_Work to do_.
Tell how many lines in these records contain the string "Ortognaissses", with only the number as the reply.

Excerpts from a figure dataset:
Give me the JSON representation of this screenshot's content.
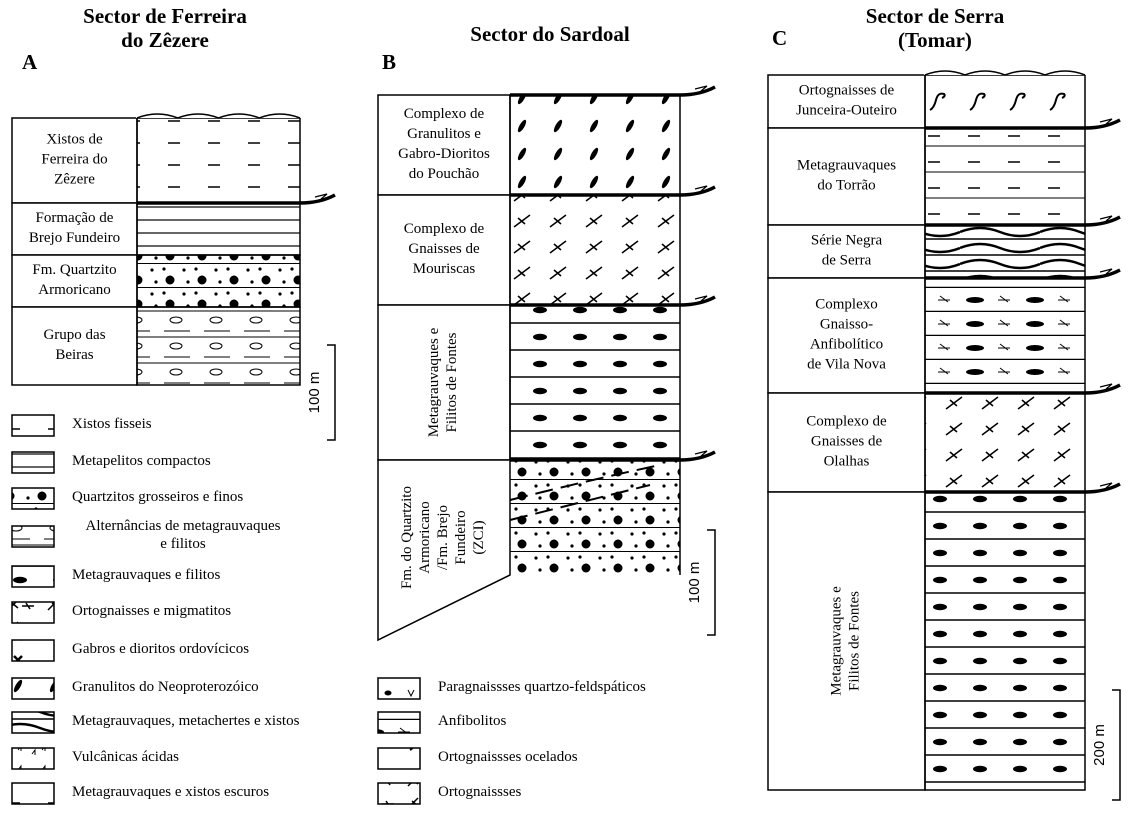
{
  "columns": [
    {
      "title": [
        "Sector de Ferreira",
        "do Zêzere"
      ],
      "letter": "A",
      "units": [
        [
          "Xistos de",
          "Ferreira do",
          "Zêzere"
        ],
        [
          "Formação de",
          "Brejo Fundeiro"
        ],
        [
          "Fm. Quartzito",
          "Armoricano"
        ],
        [
          "Grupo das",
          "Beiras"
        ]
      ],
      "scale": "100 m"
    },
    {
      "title": [
        "Sector do Sardoal"
      ],
      "letter": "B",
      "units": [
        [
          "Complexo de",
          "Granulitos e",
          "Gabro-Dioritos",
          "do Pouchão"
        ],
        [
          "Complexo de",
          "Gnaisses de",
          "Mouriscas"
        ],
        [
          "Metagrauvaques e",
          "Filitos de Fontes"
        ],
        [
          "Fm. do Quartzito",
          "Armoricano",
          "/Fm. Brejo",
          "Fundeiro",
          "(ZCI)"
        ]
      ],
      "scale": "100 m"
    },
    {
      "title": [
        "Sector de Serra",
        "(Tomar)"
      ],
      "letter": "C",
      "units": [
        [
          "Ortognaisses de",
          "Junceira-Outeiro"
        ],
        [
          "Metagrauvaques",
          "do Torrão"
        ],
        [
          "Série Negra",
          "de Serra"
        ],
        [
          "Complexo",
          "Gnaisso-",
          "Anfibolítico",
          "de Vila Nova"
        ],
        [
          "Complexo de",
          "Gnaisses de",
          "Olalhas"
        ],
        [
          "Metagrauvaques e",
          "Filitos de Fontes"
        ]
      ],
      "scale": "200 m"
    }
  ],
  "legend": [
    [
      "Xistos fisseis"
    ],
    [
      "Metapelitos compactos"
    ],
    [
      "Quartzitos grosseiros e finos"
    ],
    [
      "Alternâncias de metagrauvaques",
      "e filitos"
    ],
    [
      "Metagrauvaques e filitos"
    ],
    [
      "Ortognaisses e migmatitos"
    ],
    [
      "Gabros e dioritos ordovícicos"
    ],
    [
      "Granulitos do Neoproterozóico"
    ],
    [
      "Metagrauvaques, metachertes e xistos"
    ],
    [
      "Vulcânicas ácidas"
    ],
    [
      "Metagrauvaques e xistos escuros"
    ],
    [
      "Paragnaissses quartzo-feldspáticos"
    ],
    [
      "Anfibolitos"
    ],
    [
      "Ortognaissses ocelados"
    ],
    [
      "Ortognaissses"
    ]
  ]
}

_Result below_.
2